* SHORT EXERCISE
Print all entries word for word.

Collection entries
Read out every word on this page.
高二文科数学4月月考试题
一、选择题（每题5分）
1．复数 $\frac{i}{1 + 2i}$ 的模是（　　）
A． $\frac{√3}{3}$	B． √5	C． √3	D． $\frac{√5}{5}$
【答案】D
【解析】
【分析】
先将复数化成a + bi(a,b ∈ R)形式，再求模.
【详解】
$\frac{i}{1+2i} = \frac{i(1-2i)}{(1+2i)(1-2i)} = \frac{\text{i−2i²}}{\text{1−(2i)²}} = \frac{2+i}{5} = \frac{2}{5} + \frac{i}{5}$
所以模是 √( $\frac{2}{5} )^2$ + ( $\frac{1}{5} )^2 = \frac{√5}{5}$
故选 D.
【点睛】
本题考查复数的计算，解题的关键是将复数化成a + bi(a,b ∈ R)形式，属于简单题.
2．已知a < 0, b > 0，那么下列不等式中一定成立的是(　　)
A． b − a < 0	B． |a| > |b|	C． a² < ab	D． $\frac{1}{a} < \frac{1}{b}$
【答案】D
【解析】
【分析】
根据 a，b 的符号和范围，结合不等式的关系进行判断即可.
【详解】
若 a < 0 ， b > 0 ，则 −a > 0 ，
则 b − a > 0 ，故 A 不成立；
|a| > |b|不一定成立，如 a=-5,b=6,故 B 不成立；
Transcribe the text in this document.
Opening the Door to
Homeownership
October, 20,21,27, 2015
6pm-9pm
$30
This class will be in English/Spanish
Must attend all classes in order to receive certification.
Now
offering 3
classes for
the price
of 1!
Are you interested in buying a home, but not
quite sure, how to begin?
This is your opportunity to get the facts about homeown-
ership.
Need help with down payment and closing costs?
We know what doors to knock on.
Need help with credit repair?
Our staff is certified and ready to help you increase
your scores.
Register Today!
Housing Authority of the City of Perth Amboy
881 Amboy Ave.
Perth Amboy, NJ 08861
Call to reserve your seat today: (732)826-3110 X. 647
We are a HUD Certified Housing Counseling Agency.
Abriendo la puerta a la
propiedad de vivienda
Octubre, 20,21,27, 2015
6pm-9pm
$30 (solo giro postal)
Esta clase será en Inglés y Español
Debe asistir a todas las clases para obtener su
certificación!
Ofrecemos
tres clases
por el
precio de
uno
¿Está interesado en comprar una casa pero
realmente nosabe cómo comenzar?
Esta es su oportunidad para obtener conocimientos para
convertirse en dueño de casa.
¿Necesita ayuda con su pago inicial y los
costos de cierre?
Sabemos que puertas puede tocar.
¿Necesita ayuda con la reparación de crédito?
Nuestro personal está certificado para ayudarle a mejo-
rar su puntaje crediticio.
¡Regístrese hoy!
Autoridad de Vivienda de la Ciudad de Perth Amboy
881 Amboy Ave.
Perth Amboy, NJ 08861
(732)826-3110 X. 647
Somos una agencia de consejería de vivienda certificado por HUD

* WRITTEN REPLY
Read out every word on this page.
高二文科数学4月月考试题
一、选择题（每题5分）
1．复数 $\frac{i}{1 + 2i}$ 的模是（　　）
A． $\frac{√3}{3}$	B． √5	C． √3	D． $\frac{√5}{5}$
【答案】D
【解析】
【分析】
先将复数化成a + bi(a,b ∈ R)形式，再求模.
【详解】
$\frac{i}{1+2i} = \frac{i(1-2i)}{(1+2i)(1-2i)} = \frac{\text{i−2i²}}{\text{1−(2i)²}} = \frac{2+i}{5} = \frac{2}{5} + \frac{i}{5}$
所以模是 √( $\frac{2}{5} )^2$ + ( $\frac{1}{5} )^2 = \frac{√5}{5}$
故选 D.
【点睛】
本题考查复数的计算，解题的关键是将复数化成a + bi(a,b ∈ R)形式，属于简单题.
2．已知a < 0, b > 0，那么下列不等式中一定成立的是(　　)
A． b − a < 0	B． |a| > |b|	C． a² < ab	D． $\frac{1}{a} < \frac{1}{b}$
【答案】D
【解析】
【分析】
根据 a，b 的符号和范围，结合不等式的关系进行判断即可.
【详解】
若 a < 0 ， b > 0 ，则 −a > 0 ，
则 b − a > 0 ，故 A 不成立；
|a| > |b|不一定成立，如 a=-5,b=6,故 B 不成立；
Transcribe the text in this document.
Opening the Door to
Homeownership
October, 20,21,27, 2015
6pm-9pm
$30
This class will be in English/Spanish
Must attend all classes in order to receive certification.
Now
offering 3
classes for
the price
of 1!
Are you interested in buying a home, but not
quite sure, how to begin?
This is your opportunity to get the facts about homeown-
ership.
Need help with down payment and closing costs?
We know what doors to knock on.
Need help with credit repair?
Our staff is certified and ready to help you increase
your scores.
Register Today!
Housing Authority of the City of Perth Amboy
881 Amboy Ave.
Perth Amboy, NJ 08861
Call to reserve your seat today: (732)826-3110 X. 647
We are a HUD Certified Housing Counseling Agency.
Abriendo la puerta a la
propiedad de vivienda
Octubre, 20,21,27, 2015
6pm-9pm
$30 (solo giro postal)
Esta clase será en Inglés y Español
Debe asistir a todas las clases para obtener su
certificación!
Ofrecemos
tres clases
por el
precio de
uno
¿Está interesado en comprar una casa pero
realmente nosabe cómo comenzar?
Esta es su oportunidad para obtener conocimientos para
convertirse en dueño de casa.
¿Necesita ayuda con su pago inicial y los
costos de cierre?
Sabemos que puertas puede tocar.
¿Necesita ayuda con la reparación de crédito?
Nuestro personal está certificado para ayudarle a mejo-
rar su puntaje crediticio.
¡Regístrese hoy!
Autoridad de Vivienda de la Ciudad de Perth Amboy
881 Amboy Ave.
Perth Amboy, NJ 08861
(732)826-3110 X. 647
Somos una agencia de consejería de vivienda certificado por HUD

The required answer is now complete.